__Goal__
Reproduce every entry exactly.

--- Supplied entries ---

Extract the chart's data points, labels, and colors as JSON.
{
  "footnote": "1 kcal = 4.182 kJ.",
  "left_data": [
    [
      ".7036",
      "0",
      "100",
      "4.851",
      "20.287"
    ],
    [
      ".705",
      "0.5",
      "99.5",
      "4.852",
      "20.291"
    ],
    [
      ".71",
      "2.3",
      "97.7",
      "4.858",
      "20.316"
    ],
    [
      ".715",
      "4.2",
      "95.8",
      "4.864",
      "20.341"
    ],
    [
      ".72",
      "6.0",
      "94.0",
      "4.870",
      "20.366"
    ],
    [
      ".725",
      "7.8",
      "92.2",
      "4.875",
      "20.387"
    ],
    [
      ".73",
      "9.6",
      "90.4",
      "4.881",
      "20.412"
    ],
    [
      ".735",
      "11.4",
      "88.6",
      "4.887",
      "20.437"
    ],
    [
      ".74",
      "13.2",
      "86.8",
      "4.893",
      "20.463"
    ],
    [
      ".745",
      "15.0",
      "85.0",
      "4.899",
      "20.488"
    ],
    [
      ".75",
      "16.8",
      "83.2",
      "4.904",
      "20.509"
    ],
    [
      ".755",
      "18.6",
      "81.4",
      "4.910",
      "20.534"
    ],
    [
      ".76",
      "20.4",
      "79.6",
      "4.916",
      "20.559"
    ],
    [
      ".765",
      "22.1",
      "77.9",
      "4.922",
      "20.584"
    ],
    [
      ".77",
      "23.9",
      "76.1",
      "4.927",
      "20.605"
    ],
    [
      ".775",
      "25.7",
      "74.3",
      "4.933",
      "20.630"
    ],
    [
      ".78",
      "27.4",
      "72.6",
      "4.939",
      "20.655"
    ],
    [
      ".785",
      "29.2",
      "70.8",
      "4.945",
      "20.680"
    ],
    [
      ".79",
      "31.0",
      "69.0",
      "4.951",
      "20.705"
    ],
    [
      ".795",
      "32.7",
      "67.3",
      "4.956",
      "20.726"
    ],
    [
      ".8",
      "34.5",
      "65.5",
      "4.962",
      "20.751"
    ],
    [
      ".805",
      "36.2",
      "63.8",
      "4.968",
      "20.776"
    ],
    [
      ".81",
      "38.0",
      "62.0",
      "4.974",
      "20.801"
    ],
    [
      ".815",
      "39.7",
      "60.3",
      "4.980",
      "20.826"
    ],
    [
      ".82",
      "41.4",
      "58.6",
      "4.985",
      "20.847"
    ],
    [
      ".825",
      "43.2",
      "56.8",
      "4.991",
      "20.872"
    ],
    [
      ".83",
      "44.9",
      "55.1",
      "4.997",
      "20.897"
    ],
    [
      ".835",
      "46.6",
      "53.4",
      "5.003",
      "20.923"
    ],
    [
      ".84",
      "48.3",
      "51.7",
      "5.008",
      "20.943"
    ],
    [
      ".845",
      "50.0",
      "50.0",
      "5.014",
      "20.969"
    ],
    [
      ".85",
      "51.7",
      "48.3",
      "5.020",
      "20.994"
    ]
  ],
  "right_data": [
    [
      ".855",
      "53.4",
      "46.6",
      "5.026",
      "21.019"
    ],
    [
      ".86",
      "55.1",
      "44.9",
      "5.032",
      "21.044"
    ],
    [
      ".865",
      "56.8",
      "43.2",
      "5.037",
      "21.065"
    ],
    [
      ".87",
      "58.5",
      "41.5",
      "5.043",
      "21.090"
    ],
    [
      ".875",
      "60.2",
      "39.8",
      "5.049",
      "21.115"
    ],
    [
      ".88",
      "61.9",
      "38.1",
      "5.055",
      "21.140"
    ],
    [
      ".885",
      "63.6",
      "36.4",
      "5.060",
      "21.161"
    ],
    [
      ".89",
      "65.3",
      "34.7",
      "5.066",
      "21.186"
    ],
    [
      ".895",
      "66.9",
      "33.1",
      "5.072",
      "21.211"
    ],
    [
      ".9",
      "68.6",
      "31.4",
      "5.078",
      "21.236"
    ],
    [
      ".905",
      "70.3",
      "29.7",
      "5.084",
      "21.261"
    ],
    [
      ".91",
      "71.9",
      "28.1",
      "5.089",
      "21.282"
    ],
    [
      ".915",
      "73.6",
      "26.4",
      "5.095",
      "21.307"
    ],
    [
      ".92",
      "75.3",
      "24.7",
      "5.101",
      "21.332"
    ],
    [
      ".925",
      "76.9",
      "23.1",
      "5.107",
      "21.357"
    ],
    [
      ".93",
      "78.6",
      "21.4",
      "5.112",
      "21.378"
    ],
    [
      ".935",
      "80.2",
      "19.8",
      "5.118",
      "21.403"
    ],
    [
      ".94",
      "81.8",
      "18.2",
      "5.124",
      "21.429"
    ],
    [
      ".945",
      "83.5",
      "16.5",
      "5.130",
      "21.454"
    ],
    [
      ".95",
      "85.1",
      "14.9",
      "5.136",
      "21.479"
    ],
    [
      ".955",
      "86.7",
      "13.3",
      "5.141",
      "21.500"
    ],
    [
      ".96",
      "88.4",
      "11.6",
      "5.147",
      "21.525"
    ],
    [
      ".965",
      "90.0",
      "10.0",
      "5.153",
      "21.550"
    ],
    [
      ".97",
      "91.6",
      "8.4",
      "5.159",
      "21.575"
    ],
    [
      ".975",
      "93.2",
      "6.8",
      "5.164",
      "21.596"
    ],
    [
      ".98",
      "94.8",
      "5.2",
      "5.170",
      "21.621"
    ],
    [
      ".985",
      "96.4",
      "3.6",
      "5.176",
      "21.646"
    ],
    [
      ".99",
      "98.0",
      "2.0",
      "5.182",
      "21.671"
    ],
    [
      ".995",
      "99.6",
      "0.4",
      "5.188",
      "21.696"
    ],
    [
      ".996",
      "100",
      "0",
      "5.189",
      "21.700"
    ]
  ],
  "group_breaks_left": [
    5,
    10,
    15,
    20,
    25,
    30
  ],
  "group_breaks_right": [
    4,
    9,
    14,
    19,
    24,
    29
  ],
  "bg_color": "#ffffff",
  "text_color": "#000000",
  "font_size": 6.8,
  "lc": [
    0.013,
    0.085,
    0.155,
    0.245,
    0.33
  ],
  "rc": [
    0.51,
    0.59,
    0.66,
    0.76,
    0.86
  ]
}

---

__Final result__
Extract the chart's data points, labels, and colors as JSON.
{
  "footnote": "1 kcal = 4.182 kJ.",
  "left_data": [
    [
      ".7036",
      "0",
      "100",
      "4.851",
      "20.287"
    ],
    [
      ".705",
      "0.5",
      "99.5",
      "4.852",
      "20.291"
    ],
    [
      ".71",
      "2.3",
      "97.7",
      "4.858",
      "20.316"
    ],
    [
      ".715",
      "4.2",
      "95.8",
      "4.864",
      "20.341"
    ],
    [
      ".72",
      "6.0",
      "94.0",
      "4.870",
      "20.366"
    ],
    [
      ".725",
      "7.8",
      "92.2",
      "4.875",
      "20.387"
    ],
    [
      ".73",
      "9.6",
      "90.4",
      "4.881",
      "20.412"
    ],
    [
      ".735",
      "11.4",
      "88.6",
      "4.887",
      "20.437"
    ],
    [
      ".74",
      "13.2",
      "86.8",
      "4.893",
      "20.463"
    ],
    [
      ".745",
      "15.0",
      "85.0",
      "4.899",
      "20.488"
    ],
    [
      ".75",
      "16.8",
      "83.2",
      "4.904",
      "20.509"
    ],
    [
      ".755",
      "18.6",
      "81.4",
      "4.910",
      "20.534"
    ],
    [
      ".76",
      "20.4",
      "79.6",
      "4.916",
      "20.559"
    ],
    [
      ".765",
      "22.1",
      "77.9",
      "4.922",
      "20.584"
    ],
    [
      ".77",
      "23.9",
      "76.1",
      "4.927",
      "20.605"
    ],
    [
      ".775",
      "25.7",
      "74.3",
      "4.933",
      "20.630"
    ],
    [
      ".78",
      "27.4",
      "72.6",
      "4.939",
      "20.655"
    ],
    [
      ".785",
      "29.2",
      "70.8",
      "4.945",
      "20.680"
    ],
    [
      ".79",
      "31.0",
      "69.0",
      "4.951",
      "20.705"
    ],
    [
      ".795",
      "32.7",
      "67.3",
      "4.956",
      "20.726"
    ],
    [
      ".8",
      "34.5",
      "65.5",
      "4.962",
      "20.751"
    ],
    [
      ".805",
      "36.2",
      "63.8",
      "4.968",
      "20.776"
    ],
    [
      ".81",
      "38.0",
      "62.0",
      "4.974",
      "20.801"
    ],
    [
      ".815",
      "39.7",
      "60.3",
      "4.980",
      "20.826"
    ],
    [
      ".82",
      "41.4",
      "58.6",
      "4.985",
      "20.847"
    ],
    [
      ".825",
      "43.2",
      "56.8",
      "4.991",
      "20.872"
    ],
    [
      ".83",
      "44.9",
      "55.1",
      "4.997",
      "20.897"
    ],
    [
      ".835",
      "46.6",
      "53.4",
      "5.003",
      "20.923"
    ],
    [
      ".84",
      "48.3",
      "51.7",
      "5.008",
      "20.943"
    ],
    [
      ".845",
      "50.0",
      "50.0",
      "5.014",
      "20.969"
    ],
    [
      ".85",
      "51.7",
      "48.3",
      "5.020",
      "20.994"
    ]
  ],
  "right_data": [
    [
      ".855",
      "53.4",
      "46.6",
      "5.026",
      "21.019"
    ],
    [
      ".86",
      "55.1",
      "44.9",
      "5.032",
      "21.044"
    ],
    [
      ".865",
      "56.8",
      "43.2",
      "5.037",
      "21.065"
    ],
    [
      ".87",
      "58.5",
      "41.5",
      "5.043",
      "21.090"
    ],
    [
      ".875",
      "60.2",
      "39.8",
      "5.049",
      "21.115"
    ],
    [
      ".88",
      "61.9",
      "38.1",
      "5.055",
      "21.140"
    ],
    [
      ".885",
      "63.6",
      "36.4",
      "5.060",
      "21.161"
    ],
    [
      ".89",
      "65.3",
      "34.7",
      "5.066",
      "21.186"
    ],
    [
      ".895",
      "66.9",
      "33.1",
      "5.072",
      "21.211"
    ],
    [
      ".9",
      "68.6",
      "31.4",
      "5.078",
      "21.236"
    ],
    [
      ".905",
      "70.3",
      "29.7",
      "5.084",
      "21.261"
    ],
    [
      ".91",
      "71.9",
      "28.1",
      "5.089",
      "21.282"
    ],
    [
      ".915",
      "73.6",
      "26.4",
      "5.095",
      "21.307"
    ],
    [
      ".92",
      "75.3",
      "24.7",
      "5.101",
      "21.332"
    ],
    [
      ".925",
      "76.9",
      "23.1",
      "5.107",
      "21.357"
    ],
    [
      ".93",
      "78.6",
      "21.4",
      "5.112",
      "21.378"
    ],
    [
      ".935",
      "80.2",
      "19.8",
      "5.118",
      "21.403"
    ],
    [
      ".94",
      "81.8",
      "18.2",
      "5.124",
      "21.429"
    ],
    [
      ".945",
      "83.5",
      "16.5",
      "5.130",
      "21.454"
    ],
    [
      ".95",
      "85.1",
      "14.9",
      "5.136",
      "21.479"
    ],
    [
      ".955",
      "86.7",
      "13.3",
      "5.141",
      "21.500"
    ],
    [
      ".96",
      "88.4",
      "11.6",
      "5.147",
      "21.525"
    ],
    [
      ".965",
      "90.0",
      "10.0",
      "5.153",
      "21.550"
    ],
    [
      ".97",
      "91.6",
      "8.4",
      "5.159",
      "21.575"
    ],
    [
      ".975",
      "93.2",
      "6.8",
      "5.164",
      "21.596"
    ],
    [
      ".98",
      "94.8",
      "5.2",
      "5.170",
      "21.621"
    ],
    [
      ".985",
      "96.4",
      "3.6",
      "5.176",
      "21.646"
    ],
    [
      ".99",
      "98.0",
      "2.0",
      "5.182",
      "21.671"
    ],
    [
      ".995",
      "99.6",
      "0.4",
      "5.188",
      "21.696"
    ],
    [
      ".996",
      "100",
      "0",
      "5.189",
      "21.700"
    ]
  ],
  "group_breaks_left": [
    5,
    10,
    15,
    20,
    25,
    30
  ],
  "group_breaks_right": [
    4,
    9,
    14,
    19,
    24,
    29
  ],
  "bg_color": "#ffffff",
  "text_color": "#000000",
  "font_size": 6.8,
  "lc": [
    0.013,
    0.085,
    0.155,
    0.245,
    0.33
  ],
  "rc": [
    0.51,
    0.59,
    0.66,
    0.76,
    0.86
  ]
}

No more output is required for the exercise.